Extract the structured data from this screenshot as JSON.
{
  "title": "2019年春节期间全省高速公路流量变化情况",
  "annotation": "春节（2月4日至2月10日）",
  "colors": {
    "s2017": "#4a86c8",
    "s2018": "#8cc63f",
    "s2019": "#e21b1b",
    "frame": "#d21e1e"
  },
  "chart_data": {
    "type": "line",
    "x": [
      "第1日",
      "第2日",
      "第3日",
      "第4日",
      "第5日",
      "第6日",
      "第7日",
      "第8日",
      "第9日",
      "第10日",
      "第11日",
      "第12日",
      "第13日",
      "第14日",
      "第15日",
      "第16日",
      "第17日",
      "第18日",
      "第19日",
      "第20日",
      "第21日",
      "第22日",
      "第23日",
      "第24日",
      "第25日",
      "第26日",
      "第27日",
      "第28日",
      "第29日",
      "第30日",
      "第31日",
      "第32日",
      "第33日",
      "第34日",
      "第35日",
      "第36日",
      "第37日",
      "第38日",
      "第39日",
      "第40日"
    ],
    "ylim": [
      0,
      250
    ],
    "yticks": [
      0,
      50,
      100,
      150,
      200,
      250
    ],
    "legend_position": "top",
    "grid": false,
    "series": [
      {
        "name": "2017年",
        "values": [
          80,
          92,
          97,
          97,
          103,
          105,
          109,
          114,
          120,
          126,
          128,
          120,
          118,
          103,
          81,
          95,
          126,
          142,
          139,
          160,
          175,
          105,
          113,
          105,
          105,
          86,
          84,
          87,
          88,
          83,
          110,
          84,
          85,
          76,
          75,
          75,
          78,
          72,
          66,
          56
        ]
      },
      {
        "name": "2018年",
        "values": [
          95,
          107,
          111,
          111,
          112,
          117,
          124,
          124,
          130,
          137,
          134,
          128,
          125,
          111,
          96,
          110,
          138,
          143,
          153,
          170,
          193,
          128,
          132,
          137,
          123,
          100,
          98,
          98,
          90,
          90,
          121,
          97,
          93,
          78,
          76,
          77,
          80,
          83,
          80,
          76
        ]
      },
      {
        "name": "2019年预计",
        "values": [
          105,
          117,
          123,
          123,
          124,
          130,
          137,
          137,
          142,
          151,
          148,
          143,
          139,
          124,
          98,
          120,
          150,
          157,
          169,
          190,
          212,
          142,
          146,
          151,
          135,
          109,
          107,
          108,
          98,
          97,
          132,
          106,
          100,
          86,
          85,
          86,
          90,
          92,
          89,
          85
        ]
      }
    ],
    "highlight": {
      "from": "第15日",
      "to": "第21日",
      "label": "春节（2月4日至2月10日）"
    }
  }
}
--
> **WORK TO DO**
Give the entries once more, exactly as they appear.

> **EXERCISE OUTPUT**
Extract the structured data from this screenshot as JSON.
{
  "title": "2019年春节期间全省高速公路流量变化情况",
  "annotation": "春节（2月4日至2月10日）",
  "colors": {
    "s2017": "#4a86c8",
    "s2018": "#8cc63f",
    "s2019": "#e21b1b",
    "frame": "#d21e1e"
  },
  "chart_data": {
    "type": "line",
    "x": [
      "第1日",
      "第2日",
      "第3日",
      "第4日",
      "第5日",
      "第6日",
      "第7日",
      "第8日",
      "第9日",
      "第10日",
      "第11日",
      "第12日",
      "第13日",
      "第14日",
      "第15日",
      "第16日",
      "第17日",
      "第18日",
      "第19日",
      "第20日",
      "第21日",
      "第22日",
      "第23日",
      "第24日",
      "第25日",
      "第26日",
      "第27日",
      "第28日",
      "第29日",
      "第30日",
      "第31日",
      "第32日",
      "第33日",
      "第34日",
      "第35日",
      "第36日",
      "第37日",
      "第38日",
      "第39日",
      "第40日"
    ],
    "ylim": [
      0,
      250
    ],
    "yticks": [
      0,
      50,
      100,
      150,
      200,
      250
    ],
    "legend_position": "top",
    "grid": false,
    "series": [
      {
        "name": "2017年",
        "values": [
          80,
          92,
          97,
          97,
          103,
          105,
          109,
          114,
          120,
          126,
          128,
          120,
          118,
          103,
          81,
          95,
          126,
          142,
          139,
          160,
          175,
          105,
          113,
          105,
          105,
          86,
          84,
          87,
          88,
          83,
          110,
          84,
          85,
          76,
          75,
          75,
          78,
          72,
          66,
          56
        ]
      },
      {
        "name": "2018年",
        "values": [
          95,
          107,
          111,
          111,
          112,
          117,
          124,
          124,
          130,
          137,
          134,
          128,
          125,
          111,
          96,
          110,
          138,
          143,
          153,
          170,
          193,
          128,
          132,
          137,
          123,
          100,
          98,
          98,
          90,
          90,
          121,
          97,
          93,
          78,
          76,
          77,
          80,
          83,
          80,
          76
        ]
      },
      {
        "name": "2019年预计",
        "values": [
          105,
          117,
          123,
          123,
          124,
          130,
          137,
          137,
          142,
          151,
          148,
          143,
          139,
          124,
          98,
          120,
          150,
          157,
          169,
          190,
          212,
          142,
          146,
          151,
          135,
          109,
          107,
          108,
          98,
          97,
          132,
          106,
          100,
          86,
          85,
          86,
          90,
          92,
          89,
          85
        ]
      }
    ],
    "highlight": {
      "from": "第15日",
      "to": "第21日",
      "label": "春节（2月4日至2月10日）"
    }
  }
}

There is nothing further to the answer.